The exercise:
Using the excerpt on Rust lifetimes, explain why the compiler can no longer be sure that both references will live at least as long as the instance of Thing, and say what change the text makes so the program compiles again.

Because we have told the compiler that name and category have different lifetimes, it can no longer be sure that both references will live for at least as long as the instance of Thing. Fortunately we can let the compiler know that 'a lasts for at least as long as 'b like so:

impl<'a: 'b, 'b> Thing<'b> {

And now our programme compiles again.

A challenge

The thing with programming, and it's especially true for the complicated bits, is that reading about the theory only gets you part way towards understanding what's going on. Lifetimes parameters only really started to click with me after I had spent some time experimenting with them. That being said, I would like to propose that you copy & paste the following code into your editor or go to the Rust Playground and have a go at getting it to compile for yourself.

struct IntStruct {
ref_to_int: &i32,
}
pub fn main() {
let a: i32 = 100;
let b: i32 = 487;
let c: i32 = 12;
let int_struct: IntStruct = IntStruct { ref_to_int: &a };
let answer;
{
let scoped_struct = int_struct;
answer = some_process(&a, &b, &c, &scoped_struct);
}
println!("{}", answer);
}
fn some_process(a: &i32, b: &i32, c: &i32, a_struct: &IntStruct) -> &i32 {
if *a == 101 {
a_struct.ref_to_int
} else {
a
}
}

Alternatively, here's an Iframe with the Rust Plaground in it - to be honest I've mainly just put this here to put some space between the challenge and the answer!

Entries:

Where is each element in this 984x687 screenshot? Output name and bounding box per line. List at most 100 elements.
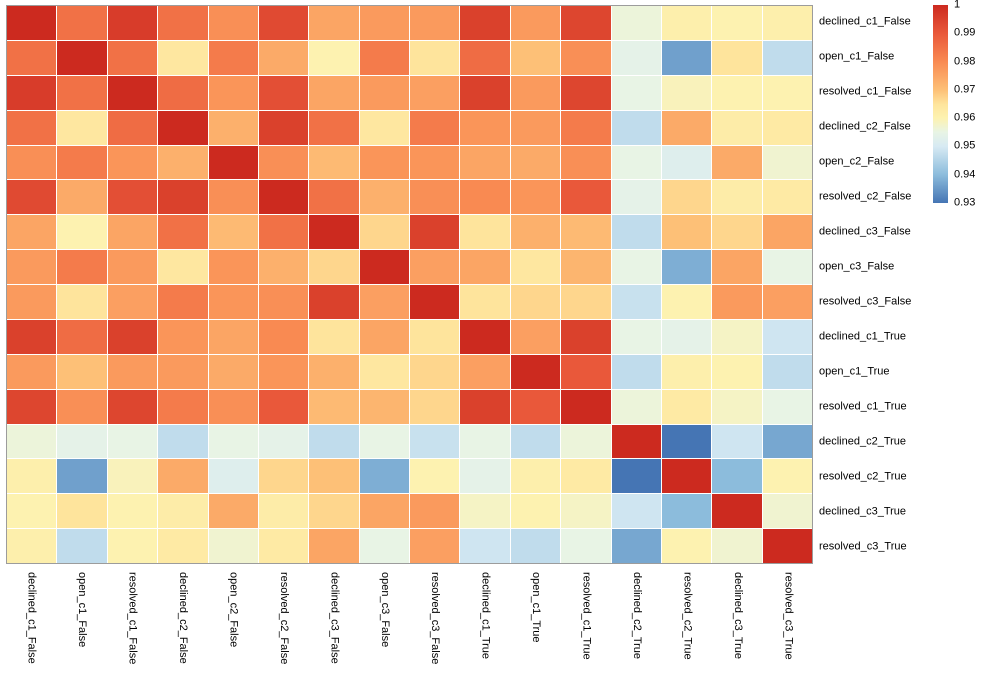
row-label: resolved_c2_False [819, 190, 912, 203]
heatmap-cell [611, 389, 661, 424]
heatmap-cell [208, 285, 258, 319]
heatmap-cell [611, 110, 661, 145]
heatmap-cell [258, 40, 309, 75]
heatmap-cell [359, 285, 409, 319]
heatmap-cell [309, 354, 359, 389]
heatmap-grid [6, 5, 813, 564]
heatmap-cell [561, 145, 611, 180]
heatmap-cell [410, 40, 460, 75]
heatmap-cell [712, 424, 762, 459]
heatmap-cell [762, 424, 812, 459]
heatmap-cell [460, 494, 510, 529]
heatmap-cell [208, 145, 258, 180]
heatmap-cell [611, 40, 661, 75]
heatmap-cell [712, 389, 762, 424]
heatmap-cell [661, 180, 712, 215]
heatmap-cell [57, 529, 107, 563]
heatmap-cell [762, 529, 812, 563]
heatmap-cell [57, 75, 107, 110]
column-label: open_c3_False [378, 572, 391, 648]
heatmap-cell [410, 459, 460, 494]
row-label: declined_c2_True [819, 435, 907, 448]
heatmap-cell [410, 250, 460, 284]
heatmap-cell [158, 319, 208, 354]
heatmap-cell [712, 250, 762, 284]
heatmap-cell [7, 354, 57, 389]
heatmap-cell [510, 75, 561, 110]
row-label: open_c1_False [819, 50, 895, 63]
heatmap-cell [561, 110, 611, 145]
heatmap-cell [309, 6, 359, 40]
heatmap-cell [460, 424, 510, 459]
heatmap-cell [712, 215, 762, 250]
heatmap-cell [561, 529, 611, 563]
heatmap-cell [661, 319, 712, 354]
heatmap-cell [410, 180, 460, 215]
heatmap-cell [410, 529, 460, 563]
row-label: declined_c3_True [819, 505, 907, 518]
heatmap-cell [309, 389, 359, 424]
heatmap-cell [460, 145, 510, 180]
colorbar-tick-label: 0.93 [954, 196, 976, 209]
column-label: resolved_c2_False [277, 572, 290, 665]
heatmap-cell [762, 75, 812, 110]
heatmap-cell [158, 424, 208, 459]
colorbar-tick-label: 0.99 [954, 26, 976, 39]
heatmap-cell [611, 319, 661, 354]
heatmap-cell [258, 529, 309, 563]
heatmap-cell [158, 529, 208, 563]
heatmap-cell [561, 215, 611, 250]
row-label: open_c2_False [819, 155, 895, 168]
heatmap-cell [611, 75, 661, 110]
heatmap-cell [561, 319, 611, 354]
colorbar-tick-label: 0.96 [954, 111, 976, 124]
heatmap-cell [57, 180, 107, 215]
heatmap-cell [258, 459, 309, 494]
heatmap-cell [561, 40, 611, 75]
heatmap-cell [561, 459, 611, 494]
heatmap-cell [158, 6, 208, 40]
column-label: declined_c1_True [479, 572, 492, 660]
heatmap-cell [762, 250, 812, 284]
heatmap-cell [712, 40, 762, 75]
heatmap-cell [661, 354, 712, 389]
heatmap-cell [158, 389, 208, 424]
heatmap-cell [762, 389, 812, 424]
heatmap-cell [762, 6, 812, 40]
row-label: resolved_c1_False [819, 85, 912, 98]
heatmap-cell [410, 389, 460, 424]
heatmap-cell [107, 110, 158, 145]
heatmap-cell [258, 145, 309, 180]
heatmap-cell [561, 180, 611, 215]
heatmap-cell [208, 40, 258, 75]
heatmap-cell [661, 6, 712, 40]
heatmap-cell [158, 145, 208, 180]
heatmap-cell [309, 40, 359, 75]
heatmap-cell [208, 215, 258, 250]
heatmap-cell [158, 459, 208, 494]
column-label: declined_c2_False [177, 572, 190, 664]
heatmap-cell [158, 285, 208, 319]
heatmap-cell [611, 250, 661, 284]
heatmap-cell [107, 529, 158, 563]
heatmap-cell [309, 285, 359, 319]
heatmap-cell [510, 6, 561, 40]
column-label: declined_c3_False [328, 572, 341, 664]
heatmap-cell [208, 180, 258, 215]
heatmap-cell [661, 215, 712, 250]
heatmap-cell [107, 145, 158, 180]
heatmap-cell [712, 6, 762, 40]
row-label: resolved_c3_False [819, 295, 912, 308]
heatmap-cell [510, 494, 561, 529]
heatmap-cell [57, 285, 107, 319]
heatmap-cell [57, 145, 107, 180]
heatmap-cell [158, 40, 208, 75]
heatmap-cell [57, 354, 107, 389]
heatmap-cell [359, 6, 409, 40]
heatmap-cell [7, 424, 57, 459]
heatmap-cell [611, 529, 661, 563]
column-label: resolved_c3_True [782, 572, 795, 660]
column-label: open_c1_False [76, 572, 89, 648]
colorbar-tick-label: 0.94 [954, 168, 976, 181]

Exercise output:
The compiler has been told that name and category have different lifetimes, so it can no longer be sure that both references last at least as long as the Thing instance. The text fixes this by telling the compiler that 'a lasts at least as long as 'b, with the line impl<'a: 'b, 'b> Thing<'b>. After that change the program compiles again.